* Rows:
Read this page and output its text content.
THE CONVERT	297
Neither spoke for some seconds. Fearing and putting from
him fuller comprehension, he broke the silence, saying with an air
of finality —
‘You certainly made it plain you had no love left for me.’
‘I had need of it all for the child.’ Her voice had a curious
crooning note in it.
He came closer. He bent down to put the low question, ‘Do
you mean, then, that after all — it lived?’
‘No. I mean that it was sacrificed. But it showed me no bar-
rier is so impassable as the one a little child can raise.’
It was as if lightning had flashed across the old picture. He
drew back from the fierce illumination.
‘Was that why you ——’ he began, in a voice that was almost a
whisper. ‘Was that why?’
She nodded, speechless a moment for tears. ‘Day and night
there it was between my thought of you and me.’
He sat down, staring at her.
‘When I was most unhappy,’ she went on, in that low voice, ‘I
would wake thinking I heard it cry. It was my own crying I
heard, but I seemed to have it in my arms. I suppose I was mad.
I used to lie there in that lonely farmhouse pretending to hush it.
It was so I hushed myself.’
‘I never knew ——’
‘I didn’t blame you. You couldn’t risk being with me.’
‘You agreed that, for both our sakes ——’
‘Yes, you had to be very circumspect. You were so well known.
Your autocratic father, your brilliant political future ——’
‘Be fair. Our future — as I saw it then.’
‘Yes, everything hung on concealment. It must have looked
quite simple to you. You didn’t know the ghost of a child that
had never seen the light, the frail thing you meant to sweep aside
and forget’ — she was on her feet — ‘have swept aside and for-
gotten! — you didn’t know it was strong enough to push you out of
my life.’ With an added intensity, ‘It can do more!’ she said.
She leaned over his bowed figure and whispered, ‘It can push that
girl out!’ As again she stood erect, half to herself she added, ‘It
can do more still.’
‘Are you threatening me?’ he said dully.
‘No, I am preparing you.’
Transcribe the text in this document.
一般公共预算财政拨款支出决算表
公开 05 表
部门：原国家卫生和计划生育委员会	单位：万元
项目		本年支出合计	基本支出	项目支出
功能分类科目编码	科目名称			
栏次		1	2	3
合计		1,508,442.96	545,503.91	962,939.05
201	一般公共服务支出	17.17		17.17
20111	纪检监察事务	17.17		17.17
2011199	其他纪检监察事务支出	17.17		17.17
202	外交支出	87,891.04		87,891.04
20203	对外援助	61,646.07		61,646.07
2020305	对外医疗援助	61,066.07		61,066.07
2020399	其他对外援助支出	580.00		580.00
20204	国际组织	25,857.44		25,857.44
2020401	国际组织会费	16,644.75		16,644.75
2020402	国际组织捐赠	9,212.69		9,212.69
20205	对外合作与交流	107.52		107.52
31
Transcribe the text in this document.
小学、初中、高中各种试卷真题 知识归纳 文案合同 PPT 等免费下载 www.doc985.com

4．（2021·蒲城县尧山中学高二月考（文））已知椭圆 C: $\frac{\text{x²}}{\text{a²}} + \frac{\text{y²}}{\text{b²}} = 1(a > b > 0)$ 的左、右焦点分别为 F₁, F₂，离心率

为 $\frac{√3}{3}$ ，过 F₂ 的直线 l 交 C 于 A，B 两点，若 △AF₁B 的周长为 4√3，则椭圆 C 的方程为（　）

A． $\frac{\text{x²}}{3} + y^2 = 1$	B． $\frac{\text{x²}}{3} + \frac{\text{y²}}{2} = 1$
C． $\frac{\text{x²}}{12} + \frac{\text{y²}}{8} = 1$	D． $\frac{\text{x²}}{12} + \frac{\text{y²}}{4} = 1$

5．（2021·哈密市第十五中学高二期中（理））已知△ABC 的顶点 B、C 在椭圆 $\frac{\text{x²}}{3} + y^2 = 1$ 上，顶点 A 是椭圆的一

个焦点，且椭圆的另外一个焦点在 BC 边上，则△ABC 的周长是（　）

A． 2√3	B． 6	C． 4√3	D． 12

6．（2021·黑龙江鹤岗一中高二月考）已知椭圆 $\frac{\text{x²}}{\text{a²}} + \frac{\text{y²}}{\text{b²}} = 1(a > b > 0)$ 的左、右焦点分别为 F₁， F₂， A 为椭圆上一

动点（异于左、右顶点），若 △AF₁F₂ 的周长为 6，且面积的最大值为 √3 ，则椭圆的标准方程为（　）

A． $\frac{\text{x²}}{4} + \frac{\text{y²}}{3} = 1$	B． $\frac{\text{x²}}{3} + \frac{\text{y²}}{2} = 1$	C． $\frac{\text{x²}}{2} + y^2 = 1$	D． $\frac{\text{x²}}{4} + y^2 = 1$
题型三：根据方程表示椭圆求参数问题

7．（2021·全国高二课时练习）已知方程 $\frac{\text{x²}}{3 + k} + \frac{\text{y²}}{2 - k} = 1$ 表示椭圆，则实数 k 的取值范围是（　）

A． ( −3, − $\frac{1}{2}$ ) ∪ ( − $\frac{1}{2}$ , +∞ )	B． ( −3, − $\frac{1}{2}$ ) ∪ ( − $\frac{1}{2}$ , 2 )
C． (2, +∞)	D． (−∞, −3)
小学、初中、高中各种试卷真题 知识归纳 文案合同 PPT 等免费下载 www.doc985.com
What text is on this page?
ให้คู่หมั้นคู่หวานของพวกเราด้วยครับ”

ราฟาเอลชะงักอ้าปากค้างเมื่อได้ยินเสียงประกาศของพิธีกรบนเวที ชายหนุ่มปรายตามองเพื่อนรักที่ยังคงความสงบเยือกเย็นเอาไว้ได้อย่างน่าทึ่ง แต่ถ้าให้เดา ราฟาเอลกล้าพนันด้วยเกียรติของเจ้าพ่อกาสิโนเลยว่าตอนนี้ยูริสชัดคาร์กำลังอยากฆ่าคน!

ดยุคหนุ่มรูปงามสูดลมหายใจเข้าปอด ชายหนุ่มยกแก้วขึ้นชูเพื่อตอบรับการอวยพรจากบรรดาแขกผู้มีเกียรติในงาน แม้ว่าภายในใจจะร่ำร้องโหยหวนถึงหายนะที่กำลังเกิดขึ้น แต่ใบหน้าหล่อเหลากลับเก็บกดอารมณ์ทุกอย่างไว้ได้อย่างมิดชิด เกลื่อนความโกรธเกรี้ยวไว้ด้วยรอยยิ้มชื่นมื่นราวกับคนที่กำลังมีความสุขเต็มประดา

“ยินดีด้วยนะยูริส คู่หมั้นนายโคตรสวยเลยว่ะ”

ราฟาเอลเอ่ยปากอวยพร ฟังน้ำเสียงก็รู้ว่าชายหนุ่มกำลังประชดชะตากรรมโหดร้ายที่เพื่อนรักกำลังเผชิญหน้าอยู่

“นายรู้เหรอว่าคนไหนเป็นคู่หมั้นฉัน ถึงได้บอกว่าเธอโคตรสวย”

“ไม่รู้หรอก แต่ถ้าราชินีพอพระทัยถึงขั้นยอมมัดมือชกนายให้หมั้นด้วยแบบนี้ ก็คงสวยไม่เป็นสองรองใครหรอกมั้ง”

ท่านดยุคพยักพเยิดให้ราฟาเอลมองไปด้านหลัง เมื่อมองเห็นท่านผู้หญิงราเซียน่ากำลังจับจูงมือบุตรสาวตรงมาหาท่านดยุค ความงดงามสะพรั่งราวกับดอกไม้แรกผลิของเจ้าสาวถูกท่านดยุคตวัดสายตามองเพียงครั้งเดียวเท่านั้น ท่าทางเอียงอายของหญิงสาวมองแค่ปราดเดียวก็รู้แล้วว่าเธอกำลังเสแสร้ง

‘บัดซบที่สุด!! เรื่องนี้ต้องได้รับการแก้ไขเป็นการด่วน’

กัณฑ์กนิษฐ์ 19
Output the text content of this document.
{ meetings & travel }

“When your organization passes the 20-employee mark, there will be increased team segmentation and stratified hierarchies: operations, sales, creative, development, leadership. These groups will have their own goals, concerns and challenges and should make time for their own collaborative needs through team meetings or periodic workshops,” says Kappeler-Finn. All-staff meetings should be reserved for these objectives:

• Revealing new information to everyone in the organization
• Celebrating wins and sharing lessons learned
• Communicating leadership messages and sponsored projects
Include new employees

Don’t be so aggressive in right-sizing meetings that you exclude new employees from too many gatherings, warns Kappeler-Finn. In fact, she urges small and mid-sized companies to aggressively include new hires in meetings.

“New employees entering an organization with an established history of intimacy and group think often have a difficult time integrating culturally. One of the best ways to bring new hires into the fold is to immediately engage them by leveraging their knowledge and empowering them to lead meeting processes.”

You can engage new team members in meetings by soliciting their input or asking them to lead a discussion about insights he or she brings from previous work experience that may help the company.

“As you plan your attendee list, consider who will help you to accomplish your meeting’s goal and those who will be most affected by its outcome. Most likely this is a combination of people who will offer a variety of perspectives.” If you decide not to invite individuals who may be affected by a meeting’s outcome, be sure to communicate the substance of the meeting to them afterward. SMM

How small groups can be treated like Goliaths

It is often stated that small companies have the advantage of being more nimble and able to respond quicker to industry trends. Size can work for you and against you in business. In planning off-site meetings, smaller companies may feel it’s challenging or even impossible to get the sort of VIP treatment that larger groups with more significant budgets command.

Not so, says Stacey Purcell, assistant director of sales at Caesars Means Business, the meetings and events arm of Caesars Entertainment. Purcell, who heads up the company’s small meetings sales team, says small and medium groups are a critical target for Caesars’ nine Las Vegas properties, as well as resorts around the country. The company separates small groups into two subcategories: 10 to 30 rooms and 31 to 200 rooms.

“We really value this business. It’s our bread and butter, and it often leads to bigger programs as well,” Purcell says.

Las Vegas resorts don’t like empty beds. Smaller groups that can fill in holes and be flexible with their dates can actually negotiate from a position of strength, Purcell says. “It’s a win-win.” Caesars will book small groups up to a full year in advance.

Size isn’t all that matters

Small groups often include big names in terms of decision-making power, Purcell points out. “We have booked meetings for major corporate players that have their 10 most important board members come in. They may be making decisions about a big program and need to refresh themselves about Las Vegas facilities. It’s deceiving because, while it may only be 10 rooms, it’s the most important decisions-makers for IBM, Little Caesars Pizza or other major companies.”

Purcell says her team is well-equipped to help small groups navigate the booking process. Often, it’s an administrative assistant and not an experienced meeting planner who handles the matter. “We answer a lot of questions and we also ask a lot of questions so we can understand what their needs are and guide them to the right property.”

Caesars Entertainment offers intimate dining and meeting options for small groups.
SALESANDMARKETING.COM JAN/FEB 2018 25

* Aim of the exercise: In the listing above, count each line that holds the string "didn". Give the number only.

* Reply: 3